[Dataset items]
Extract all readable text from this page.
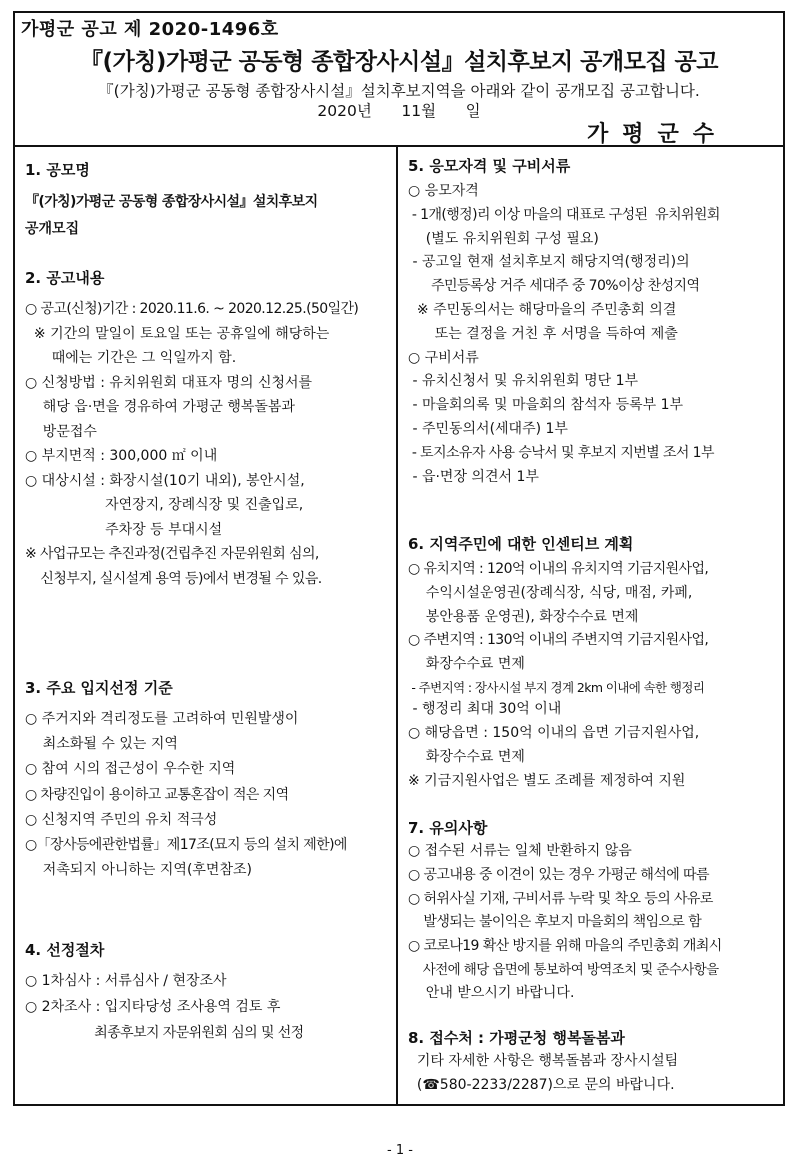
가평군 공고 제 2020-1496호
『(가칭)가평군 공동형 종합장사시설』설치후보지 공개모집 공고
『(가칭)가평군 공동형 종합장사시설』설치후보지역을 아래와 같이 공개모집 공고합니다.
2020년      11월      일
가평군수
1. 공모명
『(가칭)가평군 공동형 종합장사시설』설치후보지
공개모집
2. 공고내용
○ 공고(신청)기간 : 2020.11.6. ~ 2020.12.25.(50일간)
※ 기간의 말일이 토요일 또는 공휴일에 해당하는
때에는 기간은 그 익일까지 함.
○ 신청방법 : 유치위원회 대표자 명의 신청서를
해당 읍·면을 경유하여 가평군 행복돌봄과
방문접수
○ 부지면적 : 300,000 ㎡ 이내
○ 대상시설 : 화장시설(10기 내외), 봉안시설,
자연장지, 장례식장 및 진출입로,
주차장 등 부대시설
※ 사업규모는 추진과정(건립추진 자문위원회 심의,
신청부지, 실시설계 용역 등)에서 변경될 수 있음.
3. 주요 입지선정 기준
○ 주거지와 격리정도를 고려하여 민원발생이
최소화될 수 있는 지역
○ 참여 시의 접근성이 우수한 지역
○ 차량진입이 용이하고 교통혼잡이 적은 지역
○ 신청지역 주민의 유치 적극성
○「장사등에관한법률」제17조(묘지 등의 설치 제한)에
저촉되지 아니하는 지역(후면참조)
4. 선정절차
○ 1차심사 : 서류심사 / 현장조사
○ 2차조사 : 입지타당성 조사용역 검토 후
최종후보지 자문위원회 심의 및 선정
5. 응모자격 및 구비서류
○ 응모자격
- 1개(행정)리 이상 마을의 대표로 구성된  유치위원회
(별도 유치위원회 구성 필요)
- 공고일 현재 설치후보지 해당지역(행정리)의
주민등록상 거주 세대주 중 70%이상 찬성지역
※ 주민동의서는 해당마을의 주민총회 의결
또는 결정을 거친 후 서명을 득하여 제출
○ 구비서류
- 유치신청서 및 유치위원회 명단 1부
- 마을회의록 및 마을회의 참석자 등록부 1부
- 주민동의서(세대주) 1부
- 토지소유자 사용 승낙서 및 후보지 지번별 조서 1부
- 읍·면장 의견서 1부
6. 지역주민에 대한 인센티브 계획
○ 유치지역 : 120억 이내의 유치지역 기금지원사업,
수익시설운영권(장례식장, 식당, 매점, 카페,
봉안용품 운영권), 화장수수료 면제
○ 주변지역 : 130억 이내의 주변지역 기금지원사업,
화장수수료 면제
- 주변지역 : 장사시설 부지 경계 2km 이내에 속한 행정리
- 행정리 최대 30억 이내
○ 해당읍면 : 150억 이내의 읍면 기금지원사업,
화장수수료 면제
※ 기금지원사업은 별도 조례를 제정하여 지원
7. 유의사항
○ 접수된 서류는 일체 반환하지 않음
○ 공고내용 중 이견이 있는 경우 가평군 해석에 따름
○ 허위사실 기재, 구비서류 누락 및 착오 등의 사유로
발생되는 불이익은 후보지 마을회의 책임으로 함
○ 코로나19 확산 방지를 위해 마을의 주민총회 개최시
사전에 해당 읍면에 통보하여 방역조치 및 준수사항을
안내 받으시기 바랍니다.
8. 접수처 : 가평군청 행복돌봄과
기타 자세한 사항은 행복돌봄과 장사시설팀
(☎580-2233/2287)으로 문의 바랍니다.
- 1 -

» **Short task**:
Count each line of the entries that holds the word "구비서류", then state the total and nothing more.

» **Output for this exercise**:
3